## What is asked
Transcribe each entry below exactly. Pictures do not go in the copy.

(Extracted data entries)
· · · ·

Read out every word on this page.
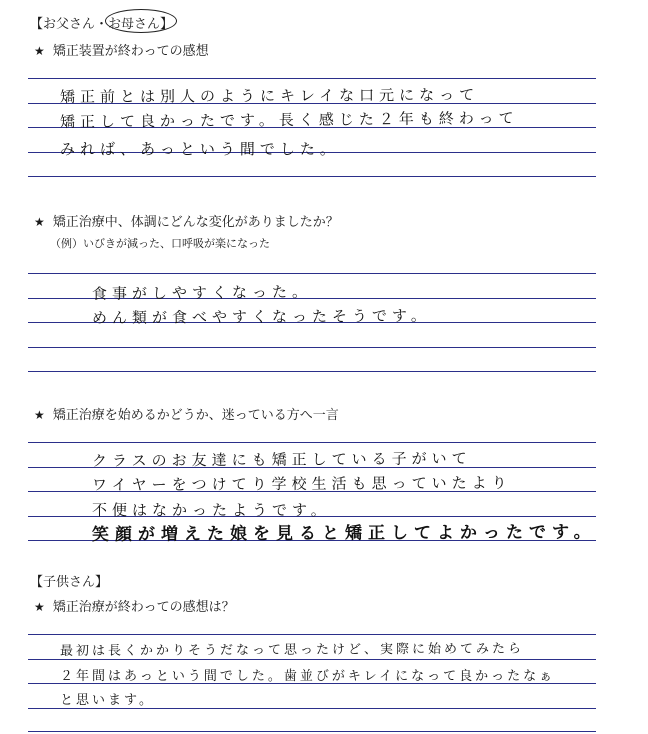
【お父さん・お母さん】
★ 矯正装置が終わっての感想
矯正前とは別人のようにキレイな口元になって
矯正して良かったです。長く感じた２年も終わって
みれば、あっという間でした。
★ 矯正治療中、体調にどんな変化がありましたか？
（例）いびきが減った、口呼吸が楽になった
食事がしやすくなった。
めん類が食べやすくなったそうです。
★ 矯正治療を始めるかどうか、迷っている方へ一言
クラスのお友達にも矯正している子がいて
ワイヤーをつけてり学校生活も思っていたより
不便はなかったようです。
笑顔が増えた娘を見ると矯正してよかったです。
【子供さん】
★ 矯正治療が終わっての感想は？
最初は長くかかりそうだなって思ったけど、実際に始めてみたら
２年間はあっという間でした。歯並びがキレイになって良かったなぁ
と思います。
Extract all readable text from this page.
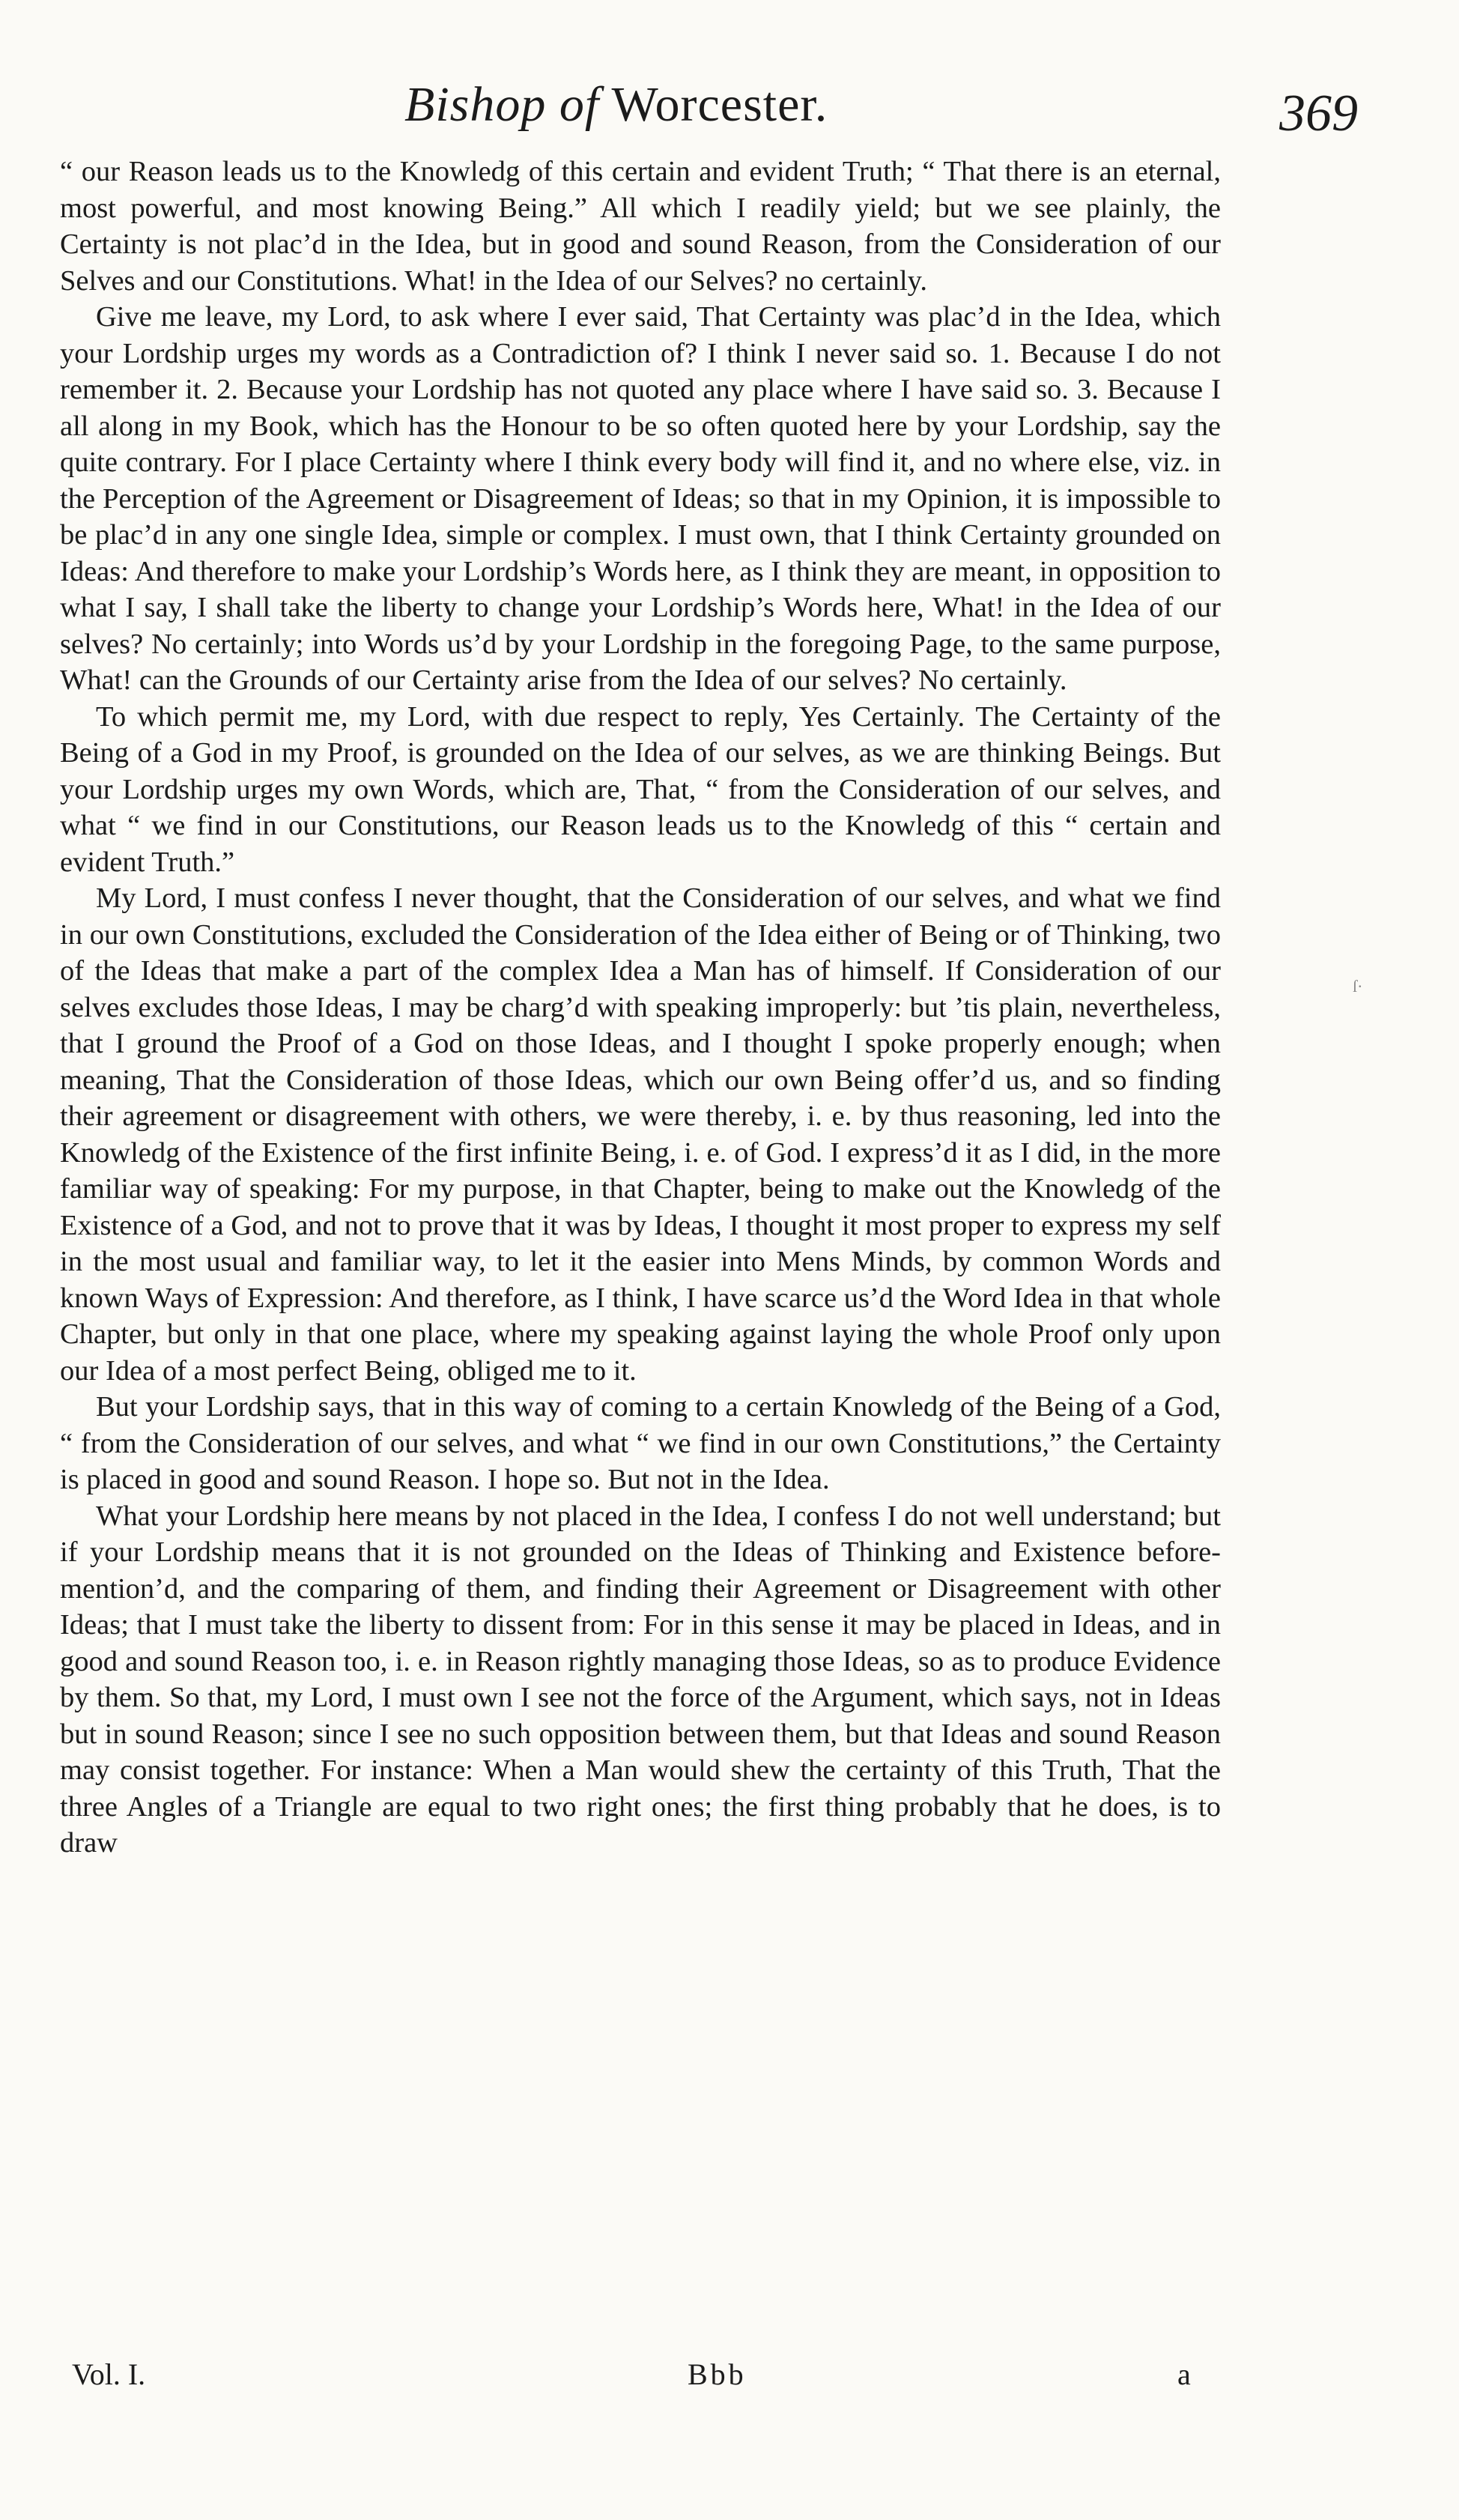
Bishop of Worcester.	369

“ our Reason leads us to the Knowledg of this certain and evident Truth; “ That there is an eternal, most powerful, and most knowing Being.” All which I readily yield; but we see plainly, the Certainty is not plac’d in the Idea, but in good and sound Reason, from the Consideration of our Selves and our Constitutions. What! in the Idea of our Selves? no certainly.

Give me leave, my Lord, to ask where I ever said, That Certainty was plac’d in the Idea, which your Lordship urges my words as a Contradiction of? I think I never said so. 1. Because I do not remember it. 2. Because your Lordship has not quoted any place where I have said so. 3. Because I all along in my Book, which has the Honour to be so often quoted here by your Lordship, say the quite contrary. For I place Certainty where I think every body will find it, and no where else, viz. in the Perception of the Agreement or Disagreement of Ideas; so that in my Opinion, it is impossible to be plac’d in any one single Idea, simple or complex. I must own, that I think Certainty grounded on Ideas: And therefore to make your Lordship’s Words here, as I think they are meant, in opposition to what I say, I shall take the liberty to change your Lordship’s Words here, What! in the Idea of our selves? No certainly; into Words us’d by your Lordship in the foregoing Page, to the same purpose, What! can the Grounds of our Certainty arise from the Idea of our selves? No certainly.

To which permit me, my Lord, with due respect to reply, Yes Certainly. The Certainty of the Being of a God in my Proof, is grounded on the Idea of our selves, as we are thinking Beings. But your Lordship urges my own Words, which are, That, “ from the Consideration of our selves, and what “ we find in our Constitutions, our Reason leads us to the Knowledg of this “ certain and evident Truth.”

My Lord, I must confess I never thought, that the Consideration of our selves, and what we find in our own Constitutions, excluded the Consideration of the Idea either of Being or of Thinking, two of the Ideas that make a part of the complex Idea a Man has of himself. If Consideration of our selves excludes those Ideas, I may be charg’d with speaking improperly: but ’tis plain, nevertheless, that I ground the Proof of a God on those Ideas, and I thought I spoke properly enough; when meaning, That the Consideration of those Ideas, which our own Being offer’d us, and so finding their agreement or disagreement with others, we were thereby, i. e. by thus reasoning, led into the Knowledg of the Existence of the first infinite Being, i. e. of God. I express’d it as I did, in the more familiar way of speaking: For my purpose, in that Chapter, being to make out the Knowledg of the Existence of a God, and not to prove that it was by Ideas, I thought it most proper to express my self in the most usual and familiar way, to let it the easier into Mens Minds, by common Words and known Ways of Expression: And therefore, as I think, I have scarce us’d the Word Idea in that whole Chapter, but only in that one place, where my speaking against laying the whole Proof only upon our Idea of a most perfect Being, obliged me to it.

But your Lordship says, that in this way of coming to a certain Knowledg of the Being of a God, “ from the Consideration of our selves, and what “ we find in our own Constitutions,” the Certainty is placed in good and sound Reason. I hope so. But not in the Idea.

What your Lordship here means by not placed in the Idea, I confess I do not well understand; but if your Lordship means that it is not grounded on the Ideas of Thinking and Existence before-mention’d, and the comparing of them, and finding their Agreement or Disagreement with other Ideas; that I must take the liberty to dissent from: For in this sense it may be placed in Ideas, and in good and sound Reason too, i. e. in Reason rightly managing those Ideas, so as to produce Evidence by them. So that, my Lord, I must own I see not the force of the Argument, which says, not in Ideas but in sound Reason; since I see no such opposition between them, but that Ideas and sound Reason may consist together. For instance: When a Man would shew the certainty of this Truth, That the three Angles of a Triangle are equal to two right ones; the first thing probably that he does, is to draw

ſ·
Vol. I.	Bbb	a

· · · ·

## Correct response
Read out every word on this page.
【お父さん・お母さん】
★ 矯正装置が終わっての感想
矯正前とは別人のようにキレイな口元になって
矯正して良かったです。長く感じた２年も終わって
みれば、あっという間でした。
★ 矯正治療中、体調にどんな変化がありましたか？
（例）いびきが減った、口呼吸が楽になった
食事がしやすくなった。
めん類が食べやすくなったそうです。
★ 矯正治療を始めるかどうか、迷っている方へ一言
クラスのお友達にも矯正している子がいて
ワイヤーをつけてり学校生活も思っていたより
不便はなかったようです。
笑顔が増えた娘を見ると矯正してよかったです。
【子供さん】
★ 矯正治療が終わっての感想は？
最初は長くかかりそうだなって思ったけど、実際に始めてみたら
２年間はあっという間でした。歯並びがキレイになって良かったなぁ
と思います。
Extract all readable text from this page.
Bishop of Worcester.	369

“ our Reason leads us to the Knowledg of this certain and evident Truth; “ That there is an eternal, most powerful, and most knowing Being.” All which I readily yield; but we see plainly, the Certainty is not plac’d in the Idea, but in good and sound Reason, from the Consideration of our Selves and our Constitutions. What! in the Idea of our Selves? no certainly.

Give me leave, my Lord, to ask where I ever said, That Certainty was plac’d in the Idea, which your Lordship urges my words as a Contradiction of? I think I never said so. 1. Because I do not remember it. 2. Because your Lordship has not quoted any place where I have said so. 3. Because I all along in my Book, which has the Honour to be so often quoted here by your Lordship, say the quite contrary. For I place Certainty where I think every body will find it, and no where else, viz. in the Perception of the Agreement or Disagreement of Ideas; so that in my Opinion, it is impossible to be plac’d in any one single Idea, simple or complex. I must own, that I think Certainty grounded on Ideas: And therefore to make your Lordship’s Words here, as I think they are meant, in opposition to what I say, I shall take the liberty to change your Lordship’s Words here, What! in the Idea of our selves? No certainly; into Words us’d by your Lordship in the foregoing Page, to the same purpose, What! can the Grounds of our Certainty arise from the Idea of our selves? No certainly.

To which permit me, my Lord, with due respect to reply, Yes Certainly. The Certainty of the Being of a God in my Proof, is grounded on the Idea of our selves, as we are thinking Beings. But your Lordship urges my own Words, which are, That, “ from the Consideration of our selves, and what “ we find in our Constitutions, our Reason leads us to the Knowledg of this “ certain and evident Truth.”

My Lord, I must confess I never thought, that the Consideration of our selves, and what we find in our own Constitutions, excluded the Consideration of the Idea either of Being or of Thinking, two of the Ideas that make a part of the complex Idea a Man has of himself. If Consideration of our selves excludes those Ideas, I may be charg’d with speaking improperly: but ’tis plain, nevertheless, that I ground the Proof of a God on those Ideas, and I thought I spoke properly enough; when meaning, That the Consideration of those Ideas, which our own Being offer’d us, and so finding their agreement or disagreement with others, we were thereby, i. e. by thus reasoning, led into the Knowledg of the Existence of the first infinite Being, i. e. of God. I express’d it as I did, in the more familiar way of speaking: For my purpose, in that Chapter, being to make out the Knowledg of the Existence of a God, and not to prove that it was by Ideas, I thought it most proper to express my self in the most usual and familiar way, to let it the easier into Mens Minds, by common Words and known Ways of Expression: And therefore, as I think, I have scarce us’d the Word Idea in that whole Chapter, but only in that one place, where my speaking against laying the whole Proof only upon our Idea of a most perfect Being, obliged me to it.

But your Lordship says, that in this way of coming to a certain Knowledg of the Being of a God, “ from the Consideration of our selves, and what “ we find in our own Constitutions,” the Certainty is placed in good and sound Reason. I hope so. But not in the Idea.

What your Lordship here means by not placed in the Idea, I confess I do not well understand; but if your Lordship means that it is not grounded on the Ideas of Thinking and Existence before-mention’d, and the comparing of them, and finding their Agreement or Disagreement with other Ideas; that I must take the liberty to dissent from: For in this sense it may be placed in Ideas, and in good and sound Reason too, i. e. in Reason rightly managing those Ideas, so as to produce Evidence by them. So that, my Lord, I must own I see not the force of the Argument, which says, not in Ideas but in sound Reason; since I see no such opposition between them, but that Ideas and sound Reason may consist together. For instance: When a Man would shew the certainty of this Truth, That the three Angles of a Triangle are equal to two right ones; the first thing probably that he does, is to draw

ſ·
Vol. I.	Bbb	a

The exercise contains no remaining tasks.